(Records contained in a dataset)
>>>>

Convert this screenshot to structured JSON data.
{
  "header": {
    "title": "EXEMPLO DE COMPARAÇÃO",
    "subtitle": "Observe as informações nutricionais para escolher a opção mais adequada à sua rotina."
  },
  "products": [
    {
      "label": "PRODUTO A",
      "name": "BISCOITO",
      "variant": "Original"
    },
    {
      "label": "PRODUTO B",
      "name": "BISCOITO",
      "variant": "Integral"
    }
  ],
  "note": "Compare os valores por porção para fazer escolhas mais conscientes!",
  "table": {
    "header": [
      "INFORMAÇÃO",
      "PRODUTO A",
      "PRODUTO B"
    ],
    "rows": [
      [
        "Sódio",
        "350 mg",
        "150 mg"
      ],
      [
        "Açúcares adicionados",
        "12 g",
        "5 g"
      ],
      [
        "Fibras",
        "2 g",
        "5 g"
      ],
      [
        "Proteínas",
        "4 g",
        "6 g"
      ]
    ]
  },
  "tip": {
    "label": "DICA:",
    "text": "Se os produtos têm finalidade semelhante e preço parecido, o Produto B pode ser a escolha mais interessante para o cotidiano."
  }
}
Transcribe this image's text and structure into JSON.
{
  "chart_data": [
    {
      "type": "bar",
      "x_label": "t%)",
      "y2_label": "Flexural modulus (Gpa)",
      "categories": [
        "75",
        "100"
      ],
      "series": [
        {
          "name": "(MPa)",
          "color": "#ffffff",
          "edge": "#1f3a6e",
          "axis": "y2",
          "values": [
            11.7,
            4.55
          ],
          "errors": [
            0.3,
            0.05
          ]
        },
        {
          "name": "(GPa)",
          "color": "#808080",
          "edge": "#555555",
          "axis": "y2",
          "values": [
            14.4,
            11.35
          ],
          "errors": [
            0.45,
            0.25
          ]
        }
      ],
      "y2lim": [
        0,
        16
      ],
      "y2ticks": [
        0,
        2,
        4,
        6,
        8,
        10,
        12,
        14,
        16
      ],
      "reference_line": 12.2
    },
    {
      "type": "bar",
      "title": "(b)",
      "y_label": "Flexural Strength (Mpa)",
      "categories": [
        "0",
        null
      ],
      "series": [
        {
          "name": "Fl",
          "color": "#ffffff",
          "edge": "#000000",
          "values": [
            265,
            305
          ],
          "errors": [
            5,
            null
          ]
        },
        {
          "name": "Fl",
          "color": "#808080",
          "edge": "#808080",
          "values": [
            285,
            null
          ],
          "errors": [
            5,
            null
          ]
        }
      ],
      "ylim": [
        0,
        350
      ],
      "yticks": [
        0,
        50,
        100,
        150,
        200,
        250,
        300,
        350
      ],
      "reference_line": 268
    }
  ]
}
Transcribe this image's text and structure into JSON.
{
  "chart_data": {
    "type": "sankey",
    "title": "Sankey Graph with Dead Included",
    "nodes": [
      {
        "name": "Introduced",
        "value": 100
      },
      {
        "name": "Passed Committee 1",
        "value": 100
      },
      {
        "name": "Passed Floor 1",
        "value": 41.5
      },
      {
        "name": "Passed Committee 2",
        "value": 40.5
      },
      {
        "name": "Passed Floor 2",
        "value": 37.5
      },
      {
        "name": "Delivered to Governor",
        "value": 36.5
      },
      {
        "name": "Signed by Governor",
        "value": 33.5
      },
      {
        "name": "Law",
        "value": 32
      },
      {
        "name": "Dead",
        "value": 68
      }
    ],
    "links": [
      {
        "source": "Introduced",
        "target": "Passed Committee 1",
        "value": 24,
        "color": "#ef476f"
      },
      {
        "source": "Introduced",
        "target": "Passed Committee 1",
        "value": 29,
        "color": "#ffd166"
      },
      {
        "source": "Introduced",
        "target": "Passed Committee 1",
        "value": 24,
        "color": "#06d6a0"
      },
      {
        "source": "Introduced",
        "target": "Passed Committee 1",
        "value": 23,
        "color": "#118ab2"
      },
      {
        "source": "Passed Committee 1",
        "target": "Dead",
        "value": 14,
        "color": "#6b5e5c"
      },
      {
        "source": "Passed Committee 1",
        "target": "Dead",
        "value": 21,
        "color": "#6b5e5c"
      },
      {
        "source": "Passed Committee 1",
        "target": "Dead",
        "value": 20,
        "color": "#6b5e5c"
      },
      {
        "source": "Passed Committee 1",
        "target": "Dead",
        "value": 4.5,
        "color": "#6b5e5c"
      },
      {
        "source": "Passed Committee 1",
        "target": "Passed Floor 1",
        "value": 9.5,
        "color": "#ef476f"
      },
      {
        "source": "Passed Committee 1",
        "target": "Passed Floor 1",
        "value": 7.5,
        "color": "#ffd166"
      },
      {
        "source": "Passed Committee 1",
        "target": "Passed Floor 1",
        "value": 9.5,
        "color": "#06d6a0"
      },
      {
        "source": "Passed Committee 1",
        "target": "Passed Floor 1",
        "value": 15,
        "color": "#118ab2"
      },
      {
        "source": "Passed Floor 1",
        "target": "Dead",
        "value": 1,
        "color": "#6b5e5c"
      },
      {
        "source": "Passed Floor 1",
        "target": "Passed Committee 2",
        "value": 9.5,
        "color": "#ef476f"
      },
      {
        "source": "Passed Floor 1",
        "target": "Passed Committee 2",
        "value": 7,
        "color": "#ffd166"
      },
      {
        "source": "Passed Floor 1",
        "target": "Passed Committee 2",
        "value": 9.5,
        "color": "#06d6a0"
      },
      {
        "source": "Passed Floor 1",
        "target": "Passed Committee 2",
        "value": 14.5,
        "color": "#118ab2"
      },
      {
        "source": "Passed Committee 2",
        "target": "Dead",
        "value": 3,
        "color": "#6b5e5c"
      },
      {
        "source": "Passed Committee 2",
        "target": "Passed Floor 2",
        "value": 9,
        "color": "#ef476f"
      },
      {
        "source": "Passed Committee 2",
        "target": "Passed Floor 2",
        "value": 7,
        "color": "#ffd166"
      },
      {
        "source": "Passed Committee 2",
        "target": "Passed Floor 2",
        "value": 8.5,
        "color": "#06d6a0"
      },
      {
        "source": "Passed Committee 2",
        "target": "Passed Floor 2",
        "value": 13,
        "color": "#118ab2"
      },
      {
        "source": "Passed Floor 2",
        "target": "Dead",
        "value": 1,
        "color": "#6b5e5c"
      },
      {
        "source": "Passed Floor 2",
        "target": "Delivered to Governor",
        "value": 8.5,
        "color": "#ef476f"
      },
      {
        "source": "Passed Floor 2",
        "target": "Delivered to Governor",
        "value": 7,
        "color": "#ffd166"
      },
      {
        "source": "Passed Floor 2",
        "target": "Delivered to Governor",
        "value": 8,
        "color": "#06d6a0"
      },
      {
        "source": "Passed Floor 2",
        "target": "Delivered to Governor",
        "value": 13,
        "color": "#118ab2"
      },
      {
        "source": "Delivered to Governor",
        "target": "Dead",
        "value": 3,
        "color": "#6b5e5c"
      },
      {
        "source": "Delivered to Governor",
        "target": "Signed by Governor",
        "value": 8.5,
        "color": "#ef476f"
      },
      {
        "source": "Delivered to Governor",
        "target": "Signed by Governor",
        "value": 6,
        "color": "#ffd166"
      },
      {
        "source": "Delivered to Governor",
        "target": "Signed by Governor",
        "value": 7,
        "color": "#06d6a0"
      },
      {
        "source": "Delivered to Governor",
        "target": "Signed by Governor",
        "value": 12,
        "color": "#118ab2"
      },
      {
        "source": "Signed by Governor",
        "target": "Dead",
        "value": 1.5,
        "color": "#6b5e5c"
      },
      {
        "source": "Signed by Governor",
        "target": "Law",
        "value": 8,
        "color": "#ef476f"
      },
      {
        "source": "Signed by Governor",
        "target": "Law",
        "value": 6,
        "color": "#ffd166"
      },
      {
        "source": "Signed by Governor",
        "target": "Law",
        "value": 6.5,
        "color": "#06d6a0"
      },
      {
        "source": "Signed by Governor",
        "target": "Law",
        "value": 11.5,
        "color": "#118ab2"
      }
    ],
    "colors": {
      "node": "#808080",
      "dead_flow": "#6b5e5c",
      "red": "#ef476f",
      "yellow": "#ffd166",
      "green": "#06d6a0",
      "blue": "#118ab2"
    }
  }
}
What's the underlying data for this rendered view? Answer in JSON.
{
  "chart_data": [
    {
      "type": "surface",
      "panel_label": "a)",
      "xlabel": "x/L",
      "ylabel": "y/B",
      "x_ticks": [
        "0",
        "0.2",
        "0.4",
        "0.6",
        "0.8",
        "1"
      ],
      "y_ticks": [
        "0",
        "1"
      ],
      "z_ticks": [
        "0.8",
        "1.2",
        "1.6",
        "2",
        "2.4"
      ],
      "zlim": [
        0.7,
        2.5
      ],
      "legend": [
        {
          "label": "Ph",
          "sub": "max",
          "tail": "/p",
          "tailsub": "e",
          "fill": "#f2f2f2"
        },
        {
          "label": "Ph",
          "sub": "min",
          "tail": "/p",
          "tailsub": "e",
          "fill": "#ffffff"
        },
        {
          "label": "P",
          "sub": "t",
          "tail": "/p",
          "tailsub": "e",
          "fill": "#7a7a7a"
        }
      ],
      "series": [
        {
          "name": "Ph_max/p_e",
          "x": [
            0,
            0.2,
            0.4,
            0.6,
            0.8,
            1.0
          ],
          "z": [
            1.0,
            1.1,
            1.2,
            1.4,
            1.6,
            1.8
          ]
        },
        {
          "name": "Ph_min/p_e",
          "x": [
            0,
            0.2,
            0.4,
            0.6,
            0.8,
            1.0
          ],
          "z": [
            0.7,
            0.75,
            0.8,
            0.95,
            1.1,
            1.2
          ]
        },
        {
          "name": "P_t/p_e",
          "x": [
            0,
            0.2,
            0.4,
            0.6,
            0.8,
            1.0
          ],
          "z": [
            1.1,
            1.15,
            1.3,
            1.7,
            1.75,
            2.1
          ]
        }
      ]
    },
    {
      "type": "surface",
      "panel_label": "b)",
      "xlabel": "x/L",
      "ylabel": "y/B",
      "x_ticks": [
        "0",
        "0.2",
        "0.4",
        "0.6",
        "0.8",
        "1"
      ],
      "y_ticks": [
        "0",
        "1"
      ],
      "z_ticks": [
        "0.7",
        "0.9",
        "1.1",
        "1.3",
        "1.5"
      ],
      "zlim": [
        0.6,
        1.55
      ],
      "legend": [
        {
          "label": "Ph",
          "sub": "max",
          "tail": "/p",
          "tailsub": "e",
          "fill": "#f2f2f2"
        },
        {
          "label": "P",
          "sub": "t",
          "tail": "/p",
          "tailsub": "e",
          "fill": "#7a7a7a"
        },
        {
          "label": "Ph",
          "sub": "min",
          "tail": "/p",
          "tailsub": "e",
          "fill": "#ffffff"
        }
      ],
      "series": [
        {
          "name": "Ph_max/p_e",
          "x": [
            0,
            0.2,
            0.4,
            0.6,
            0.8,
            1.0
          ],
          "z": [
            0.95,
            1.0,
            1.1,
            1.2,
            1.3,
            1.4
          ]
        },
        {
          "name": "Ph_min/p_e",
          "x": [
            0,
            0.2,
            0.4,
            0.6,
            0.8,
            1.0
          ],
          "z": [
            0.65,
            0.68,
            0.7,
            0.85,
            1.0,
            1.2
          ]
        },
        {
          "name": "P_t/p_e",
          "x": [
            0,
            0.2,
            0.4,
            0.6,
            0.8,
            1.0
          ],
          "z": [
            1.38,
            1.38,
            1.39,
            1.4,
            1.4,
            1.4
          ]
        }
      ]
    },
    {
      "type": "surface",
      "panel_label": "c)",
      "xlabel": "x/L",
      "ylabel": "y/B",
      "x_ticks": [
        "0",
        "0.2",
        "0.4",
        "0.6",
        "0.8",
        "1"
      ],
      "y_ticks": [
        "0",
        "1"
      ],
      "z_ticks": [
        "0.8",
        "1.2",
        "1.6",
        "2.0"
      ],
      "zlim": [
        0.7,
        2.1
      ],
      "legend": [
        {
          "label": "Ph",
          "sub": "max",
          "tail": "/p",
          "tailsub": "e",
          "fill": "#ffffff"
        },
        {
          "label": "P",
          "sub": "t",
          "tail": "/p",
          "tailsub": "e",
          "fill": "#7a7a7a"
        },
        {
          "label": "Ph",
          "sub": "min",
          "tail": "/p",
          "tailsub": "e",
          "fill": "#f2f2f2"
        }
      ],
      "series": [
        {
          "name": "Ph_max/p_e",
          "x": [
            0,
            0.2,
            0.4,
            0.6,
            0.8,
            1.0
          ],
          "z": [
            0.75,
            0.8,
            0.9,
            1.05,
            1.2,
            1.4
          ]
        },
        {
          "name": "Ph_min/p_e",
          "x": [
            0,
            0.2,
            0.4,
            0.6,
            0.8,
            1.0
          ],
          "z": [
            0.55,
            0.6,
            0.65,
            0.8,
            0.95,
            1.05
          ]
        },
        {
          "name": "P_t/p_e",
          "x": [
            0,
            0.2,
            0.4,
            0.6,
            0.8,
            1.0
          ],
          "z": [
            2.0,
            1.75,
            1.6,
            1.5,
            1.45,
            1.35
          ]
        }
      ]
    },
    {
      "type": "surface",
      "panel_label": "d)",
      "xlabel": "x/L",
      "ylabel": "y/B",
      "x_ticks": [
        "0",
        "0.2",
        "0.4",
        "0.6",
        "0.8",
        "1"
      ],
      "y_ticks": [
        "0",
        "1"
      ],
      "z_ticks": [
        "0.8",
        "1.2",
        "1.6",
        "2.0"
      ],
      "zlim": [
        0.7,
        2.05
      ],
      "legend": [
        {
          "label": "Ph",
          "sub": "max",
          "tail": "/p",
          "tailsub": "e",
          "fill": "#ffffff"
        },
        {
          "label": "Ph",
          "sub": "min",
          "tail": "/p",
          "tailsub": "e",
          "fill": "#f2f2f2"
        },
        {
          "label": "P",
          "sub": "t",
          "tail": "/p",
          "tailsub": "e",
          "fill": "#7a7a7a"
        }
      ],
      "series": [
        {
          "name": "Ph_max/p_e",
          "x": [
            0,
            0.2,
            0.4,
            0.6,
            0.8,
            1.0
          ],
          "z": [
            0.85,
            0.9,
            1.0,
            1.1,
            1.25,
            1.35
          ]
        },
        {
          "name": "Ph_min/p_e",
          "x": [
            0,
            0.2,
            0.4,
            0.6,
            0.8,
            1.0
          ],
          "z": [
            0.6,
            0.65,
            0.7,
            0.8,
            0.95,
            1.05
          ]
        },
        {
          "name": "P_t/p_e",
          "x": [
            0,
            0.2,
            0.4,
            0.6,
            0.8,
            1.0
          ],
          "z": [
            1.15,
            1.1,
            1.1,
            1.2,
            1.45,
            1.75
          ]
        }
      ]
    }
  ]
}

<<<<

From the data, collect all lines where the string "mais" appears.

    "subtitle": "Observe as informações nutricionais para escolher a opção mais adequada à sua rotina."
  "note": "Compare os valores por porção para fazer escolhas mais conscientes!",
    "text": "Se os produtos têm finalidade semelhante e preço parecido, o Produto B pode ser a escolha mais interessante para o cotidiano."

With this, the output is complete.